Work out how many lines in the data hold the word "letter", and reply with that number only.

▸ Recorded information:

---+---

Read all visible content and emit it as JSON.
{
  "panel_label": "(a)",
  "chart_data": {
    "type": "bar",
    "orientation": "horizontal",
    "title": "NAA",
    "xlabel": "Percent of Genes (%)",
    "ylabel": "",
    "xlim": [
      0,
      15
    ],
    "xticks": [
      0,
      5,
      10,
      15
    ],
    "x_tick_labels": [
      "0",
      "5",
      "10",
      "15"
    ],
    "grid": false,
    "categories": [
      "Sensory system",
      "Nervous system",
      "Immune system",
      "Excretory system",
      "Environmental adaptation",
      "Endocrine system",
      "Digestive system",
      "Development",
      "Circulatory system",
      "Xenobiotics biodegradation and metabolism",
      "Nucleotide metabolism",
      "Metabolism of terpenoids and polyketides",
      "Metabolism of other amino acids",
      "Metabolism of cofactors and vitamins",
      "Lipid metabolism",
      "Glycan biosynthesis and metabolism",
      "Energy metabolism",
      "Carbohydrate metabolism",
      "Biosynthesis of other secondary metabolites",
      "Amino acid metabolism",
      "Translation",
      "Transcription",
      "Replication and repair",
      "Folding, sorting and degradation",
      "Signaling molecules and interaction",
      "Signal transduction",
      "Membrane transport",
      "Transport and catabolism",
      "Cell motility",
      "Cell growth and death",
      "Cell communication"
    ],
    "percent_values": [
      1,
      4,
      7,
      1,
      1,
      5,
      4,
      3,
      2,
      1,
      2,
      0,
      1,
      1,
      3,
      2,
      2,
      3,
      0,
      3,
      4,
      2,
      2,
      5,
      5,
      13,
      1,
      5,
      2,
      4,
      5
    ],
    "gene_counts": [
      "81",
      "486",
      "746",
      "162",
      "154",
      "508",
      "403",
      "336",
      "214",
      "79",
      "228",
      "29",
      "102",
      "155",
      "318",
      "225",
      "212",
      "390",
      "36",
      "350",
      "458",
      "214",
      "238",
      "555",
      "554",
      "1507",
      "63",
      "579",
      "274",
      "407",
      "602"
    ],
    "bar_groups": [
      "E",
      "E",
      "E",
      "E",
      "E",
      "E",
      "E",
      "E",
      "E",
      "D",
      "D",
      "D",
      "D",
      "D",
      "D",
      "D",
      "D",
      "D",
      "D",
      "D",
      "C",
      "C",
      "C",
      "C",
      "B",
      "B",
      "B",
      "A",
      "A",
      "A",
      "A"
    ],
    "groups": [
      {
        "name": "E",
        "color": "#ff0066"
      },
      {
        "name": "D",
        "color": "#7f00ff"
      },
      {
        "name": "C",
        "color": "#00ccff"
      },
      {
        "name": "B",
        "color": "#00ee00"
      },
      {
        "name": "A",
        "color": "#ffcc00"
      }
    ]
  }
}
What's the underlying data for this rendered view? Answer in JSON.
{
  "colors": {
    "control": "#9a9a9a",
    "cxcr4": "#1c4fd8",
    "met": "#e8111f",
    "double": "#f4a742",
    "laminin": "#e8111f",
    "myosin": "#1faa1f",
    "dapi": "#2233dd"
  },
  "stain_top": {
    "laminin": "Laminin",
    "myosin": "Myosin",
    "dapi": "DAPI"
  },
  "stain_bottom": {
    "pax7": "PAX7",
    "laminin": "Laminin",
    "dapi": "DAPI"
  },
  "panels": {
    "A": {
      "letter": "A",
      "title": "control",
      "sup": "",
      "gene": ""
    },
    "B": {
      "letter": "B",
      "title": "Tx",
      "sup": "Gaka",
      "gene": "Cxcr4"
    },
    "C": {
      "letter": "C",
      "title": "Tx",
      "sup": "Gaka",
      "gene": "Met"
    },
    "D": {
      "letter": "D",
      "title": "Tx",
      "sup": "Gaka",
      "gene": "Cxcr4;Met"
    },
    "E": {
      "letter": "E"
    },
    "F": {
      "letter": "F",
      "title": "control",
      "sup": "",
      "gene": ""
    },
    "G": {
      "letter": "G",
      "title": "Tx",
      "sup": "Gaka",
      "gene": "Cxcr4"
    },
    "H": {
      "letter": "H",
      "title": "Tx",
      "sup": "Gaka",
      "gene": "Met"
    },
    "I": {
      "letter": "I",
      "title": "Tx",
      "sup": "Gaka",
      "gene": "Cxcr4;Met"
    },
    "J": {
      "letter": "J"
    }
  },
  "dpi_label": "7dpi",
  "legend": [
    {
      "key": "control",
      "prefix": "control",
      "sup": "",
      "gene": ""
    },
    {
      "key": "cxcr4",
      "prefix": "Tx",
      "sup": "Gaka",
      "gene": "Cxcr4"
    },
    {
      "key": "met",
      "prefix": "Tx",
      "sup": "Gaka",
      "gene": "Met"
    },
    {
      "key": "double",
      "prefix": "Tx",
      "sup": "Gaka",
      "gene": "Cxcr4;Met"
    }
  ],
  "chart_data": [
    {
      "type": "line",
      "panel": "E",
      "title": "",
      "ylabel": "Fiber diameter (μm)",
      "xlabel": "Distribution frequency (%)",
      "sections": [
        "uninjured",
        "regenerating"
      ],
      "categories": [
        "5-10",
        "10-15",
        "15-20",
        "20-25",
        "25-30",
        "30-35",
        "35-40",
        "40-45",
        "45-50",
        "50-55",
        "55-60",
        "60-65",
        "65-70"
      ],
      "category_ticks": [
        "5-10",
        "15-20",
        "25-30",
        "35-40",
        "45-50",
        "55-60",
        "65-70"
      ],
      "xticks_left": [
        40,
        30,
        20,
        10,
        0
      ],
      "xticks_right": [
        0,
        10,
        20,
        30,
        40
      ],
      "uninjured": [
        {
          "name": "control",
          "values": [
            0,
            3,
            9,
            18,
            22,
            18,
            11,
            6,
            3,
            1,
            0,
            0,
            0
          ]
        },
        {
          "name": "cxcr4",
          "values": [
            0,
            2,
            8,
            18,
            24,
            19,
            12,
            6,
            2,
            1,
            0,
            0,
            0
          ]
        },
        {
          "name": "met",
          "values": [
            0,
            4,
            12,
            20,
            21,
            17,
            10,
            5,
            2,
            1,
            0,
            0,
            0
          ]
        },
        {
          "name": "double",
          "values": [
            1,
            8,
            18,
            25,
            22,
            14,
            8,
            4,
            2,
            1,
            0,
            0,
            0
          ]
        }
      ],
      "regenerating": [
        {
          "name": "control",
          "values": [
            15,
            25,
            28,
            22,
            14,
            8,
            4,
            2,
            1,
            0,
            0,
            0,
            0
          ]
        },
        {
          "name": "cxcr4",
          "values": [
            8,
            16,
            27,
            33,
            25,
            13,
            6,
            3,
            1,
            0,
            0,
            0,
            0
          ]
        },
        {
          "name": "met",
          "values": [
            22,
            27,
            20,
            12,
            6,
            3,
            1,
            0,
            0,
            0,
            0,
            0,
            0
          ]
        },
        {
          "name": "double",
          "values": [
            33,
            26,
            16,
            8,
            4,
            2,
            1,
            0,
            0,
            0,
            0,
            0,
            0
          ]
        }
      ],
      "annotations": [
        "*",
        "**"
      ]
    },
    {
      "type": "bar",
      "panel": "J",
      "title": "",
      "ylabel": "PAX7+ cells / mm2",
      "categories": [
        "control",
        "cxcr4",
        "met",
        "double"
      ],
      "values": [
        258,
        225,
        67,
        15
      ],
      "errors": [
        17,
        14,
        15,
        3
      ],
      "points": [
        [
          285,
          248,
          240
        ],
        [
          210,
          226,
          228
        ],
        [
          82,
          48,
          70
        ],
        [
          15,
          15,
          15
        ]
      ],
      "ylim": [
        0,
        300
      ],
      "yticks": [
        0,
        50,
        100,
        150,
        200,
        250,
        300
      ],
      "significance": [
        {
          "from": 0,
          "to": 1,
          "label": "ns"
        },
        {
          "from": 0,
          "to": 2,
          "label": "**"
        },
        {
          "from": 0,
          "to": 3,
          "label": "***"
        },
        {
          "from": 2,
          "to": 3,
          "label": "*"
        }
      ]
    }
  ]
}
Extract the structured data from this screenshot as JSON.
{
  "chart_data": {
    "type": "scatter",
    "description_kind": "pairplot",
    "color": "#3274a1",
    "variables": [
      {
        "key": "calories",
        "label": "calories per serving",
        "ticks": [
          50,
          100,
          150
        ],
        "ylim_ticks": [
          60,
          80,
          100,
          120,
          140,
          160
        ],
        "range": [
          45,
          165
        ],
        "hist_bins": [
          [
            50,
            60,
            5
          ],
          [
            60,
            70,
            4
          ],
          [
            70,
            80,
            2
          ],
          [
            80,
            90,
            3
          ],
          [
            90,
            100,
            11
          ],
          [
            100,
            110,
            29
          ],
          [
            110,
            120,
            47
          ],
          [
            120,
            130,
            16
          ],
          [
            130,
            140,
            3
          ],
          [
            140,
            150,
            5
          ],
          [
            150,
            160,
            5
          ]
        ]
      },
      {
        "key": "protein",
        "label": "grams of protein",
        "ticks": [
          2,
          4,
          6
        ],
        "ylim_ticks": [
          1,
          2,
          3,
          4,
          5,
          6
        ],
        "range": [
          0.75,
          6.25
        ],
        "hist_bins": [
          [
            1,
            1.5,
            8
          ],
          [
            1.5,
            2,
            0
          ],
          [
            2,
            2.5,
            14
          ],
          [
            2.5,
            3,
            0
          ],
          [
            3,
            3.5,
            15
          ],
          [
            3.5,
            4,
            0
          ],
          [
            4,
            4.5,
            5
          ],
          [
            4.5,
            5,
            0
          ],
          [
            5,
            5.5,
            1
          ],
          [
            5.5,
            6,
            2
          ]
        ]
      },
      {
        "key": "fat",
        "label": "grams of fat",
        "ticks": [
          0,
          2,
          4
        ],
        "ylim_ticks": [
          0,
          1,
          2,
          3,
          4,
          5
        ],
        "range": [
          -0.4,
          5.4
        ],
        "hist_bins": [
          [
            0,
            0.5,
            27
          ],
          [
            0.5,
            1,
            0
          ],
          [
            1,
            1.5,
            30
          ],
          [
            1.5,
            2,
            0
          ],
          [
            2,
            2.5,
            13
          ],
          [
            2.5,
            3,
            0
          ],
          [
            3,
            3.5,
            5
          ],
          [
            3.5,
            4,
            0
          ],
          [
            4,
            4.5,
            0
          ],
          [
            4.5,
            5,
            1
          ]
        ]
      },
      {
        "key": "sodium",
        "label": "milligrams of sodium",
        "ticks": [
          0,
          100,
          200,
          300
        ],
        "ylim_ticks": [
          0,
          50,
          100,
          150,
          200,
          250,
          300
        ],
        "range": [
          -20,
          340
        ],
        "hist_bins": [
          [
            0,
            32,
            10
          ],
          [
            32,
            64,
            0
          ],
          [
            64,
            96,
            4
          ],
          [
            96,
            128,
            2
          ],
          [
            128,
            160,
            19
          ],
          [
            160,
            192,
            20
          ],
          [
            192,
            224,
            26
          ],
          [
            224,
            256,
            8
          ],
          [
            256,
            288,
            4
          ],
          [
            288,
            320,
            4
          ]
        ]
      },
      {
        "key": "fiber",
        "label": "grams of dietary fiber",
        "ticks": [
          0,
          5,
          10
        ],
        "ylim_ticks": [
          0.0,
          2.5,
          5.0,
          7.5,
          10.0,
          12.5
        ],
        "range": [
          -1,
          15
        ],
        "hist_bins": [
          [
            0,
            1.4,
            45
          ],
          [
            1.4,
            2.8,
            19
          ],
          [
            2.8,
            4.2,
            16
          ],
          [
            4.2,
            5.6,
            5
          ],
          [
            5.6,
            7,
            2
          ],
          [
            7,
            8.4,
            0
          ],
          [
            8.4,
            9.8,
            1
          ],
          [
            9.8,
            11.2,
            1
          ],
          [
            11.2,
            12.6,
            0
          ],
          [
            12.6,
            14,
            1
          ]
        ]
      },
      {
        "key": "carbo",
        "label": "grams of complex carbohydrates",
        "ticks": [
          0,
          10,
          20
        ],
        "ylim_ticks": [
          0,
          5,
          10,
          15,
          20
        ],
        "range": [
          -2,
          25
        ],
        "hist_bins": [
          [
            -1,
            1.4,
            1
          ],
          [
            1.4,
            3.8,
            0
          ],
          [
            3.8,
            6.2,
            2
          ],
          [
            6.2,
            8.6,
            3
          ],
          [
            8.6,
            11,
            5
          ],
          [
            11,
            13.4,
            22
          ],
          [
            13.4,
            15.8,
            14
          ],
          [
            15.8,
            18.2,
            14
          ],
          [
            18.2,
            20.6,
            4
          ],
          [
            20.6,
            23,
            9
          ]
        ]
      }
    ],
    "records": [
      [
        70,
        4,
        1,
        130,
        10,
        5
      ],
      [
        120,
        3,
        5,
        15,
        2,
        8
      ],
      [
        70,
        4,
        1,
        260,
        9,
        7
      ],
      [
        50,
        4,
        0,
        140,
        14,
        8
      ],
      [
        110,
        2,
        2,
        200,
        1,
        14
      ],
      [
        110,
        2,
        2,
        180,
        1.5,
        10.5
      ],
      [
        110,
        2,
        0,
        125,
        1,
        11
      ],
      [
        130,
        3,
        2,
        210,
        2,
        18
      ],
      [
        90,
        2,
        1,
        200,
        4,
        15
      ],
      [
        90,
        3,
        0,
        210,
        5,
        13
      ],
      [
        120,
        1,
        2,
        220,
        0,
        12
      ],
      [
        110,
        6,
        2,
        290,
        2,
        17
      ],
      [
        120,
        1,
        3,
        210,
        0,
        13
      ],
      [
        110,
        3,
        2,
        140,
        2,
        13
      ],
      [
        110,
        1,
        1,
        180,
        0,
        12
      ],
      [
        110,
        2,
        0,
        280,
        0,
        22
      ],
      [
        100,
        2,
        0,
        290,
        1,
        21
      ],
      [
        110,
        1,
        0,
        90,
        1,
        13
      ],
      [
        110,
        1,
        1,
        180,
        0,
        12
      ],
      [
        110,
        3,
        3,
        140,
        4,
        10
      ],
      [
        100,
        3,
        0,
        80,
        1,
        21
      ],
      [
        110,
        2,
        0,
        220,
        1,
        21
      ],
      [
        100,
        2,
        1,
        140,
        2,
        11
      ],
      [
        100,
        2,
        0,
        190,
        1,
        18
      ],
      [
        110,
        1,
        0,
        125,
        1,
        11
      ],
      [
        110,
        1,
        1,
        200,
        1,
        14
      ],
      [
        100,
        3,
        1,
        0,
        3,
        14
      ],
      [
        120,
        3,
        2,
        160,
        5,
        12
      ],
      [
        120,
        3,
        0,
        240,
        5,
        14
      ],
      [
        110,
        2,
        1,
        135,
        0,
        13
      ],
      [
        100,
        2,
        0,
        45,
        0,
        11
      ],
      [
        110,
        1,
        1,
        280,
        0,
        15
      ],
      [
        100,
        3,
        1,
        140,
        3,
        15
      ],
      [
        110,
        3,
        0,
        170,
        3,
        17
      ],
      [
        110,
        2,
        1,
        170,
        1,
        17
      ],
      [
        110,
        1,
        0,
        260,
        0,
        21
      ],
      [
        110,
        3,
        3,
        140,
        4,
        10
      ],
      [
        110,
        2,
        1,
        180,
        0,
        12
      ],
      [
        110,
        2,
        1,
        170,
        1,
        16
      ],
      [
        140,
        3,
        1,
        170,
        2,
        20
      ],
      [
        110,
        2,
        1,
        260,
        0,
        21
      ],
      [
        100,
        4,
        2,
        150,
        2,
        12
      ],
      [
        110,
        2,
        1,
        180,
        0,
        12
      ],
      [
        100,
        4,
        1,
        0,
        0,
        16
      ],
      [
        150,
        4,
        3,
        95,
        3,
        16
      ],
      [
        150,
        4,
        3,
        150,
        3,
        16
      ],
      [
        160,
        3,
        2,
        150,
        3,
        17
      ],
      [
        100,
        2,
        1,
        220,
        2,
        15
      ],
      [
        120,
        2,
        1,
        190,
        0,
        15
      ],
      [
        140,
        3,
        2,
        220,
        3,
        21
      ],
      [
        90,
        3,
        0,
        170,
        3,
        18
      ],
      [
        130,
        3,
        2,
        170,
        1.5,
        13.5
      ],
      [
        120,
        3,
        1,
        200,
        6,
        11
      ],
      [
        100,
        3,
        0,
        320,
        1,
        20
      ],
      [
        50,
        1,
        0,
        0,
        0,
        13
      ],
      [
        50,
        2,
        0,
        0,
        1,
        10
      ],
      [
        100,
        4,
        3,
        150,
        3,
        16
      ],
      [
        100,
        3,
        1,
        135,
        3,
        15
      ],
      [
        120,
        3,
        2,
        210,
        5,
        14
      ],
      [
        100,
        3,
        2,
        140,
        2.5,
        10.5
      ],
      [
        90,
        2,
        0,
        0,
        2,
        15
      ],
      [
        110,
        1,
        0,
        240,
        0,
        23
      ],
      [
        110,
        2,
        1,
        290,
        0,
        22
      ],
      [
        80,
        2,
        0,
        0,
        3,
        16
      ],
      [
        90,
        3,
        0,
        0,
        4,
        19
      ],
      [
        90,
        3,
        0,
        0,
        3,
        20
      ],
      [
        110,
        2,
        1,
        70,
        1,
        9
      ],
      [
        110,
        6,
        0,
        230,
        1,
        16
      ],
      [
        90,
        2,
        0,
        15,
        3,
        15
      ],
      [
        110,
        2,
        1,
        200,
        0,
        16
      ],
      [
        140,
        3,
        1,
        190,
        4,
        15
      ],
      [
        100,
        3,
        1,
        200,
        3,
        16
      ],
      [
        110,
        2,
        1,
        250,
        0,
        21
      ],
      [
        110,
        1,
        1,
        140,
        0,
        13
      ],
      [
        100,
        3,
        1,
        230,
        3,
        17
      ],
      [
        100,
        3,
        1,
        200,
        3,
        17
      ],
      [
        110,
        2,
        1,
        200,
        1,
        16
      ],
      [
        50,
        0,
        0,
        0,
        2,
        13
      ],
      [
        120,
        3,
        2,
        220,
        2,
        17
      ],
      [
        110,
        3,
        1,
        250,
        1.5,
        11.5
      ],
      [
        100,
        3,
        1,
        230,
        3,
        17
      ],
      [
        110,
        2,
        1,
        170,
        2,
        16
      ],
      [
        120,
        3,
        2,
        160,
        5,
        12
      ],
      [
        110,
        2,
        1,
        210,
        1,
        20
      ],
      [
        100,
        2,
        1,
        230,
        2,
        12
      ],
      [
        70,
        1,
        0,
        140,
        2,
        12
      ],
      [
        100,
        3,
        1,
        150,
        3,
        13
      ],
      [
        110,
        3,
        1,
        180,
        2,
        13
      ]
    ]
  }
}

---+---

▸ Response below:
10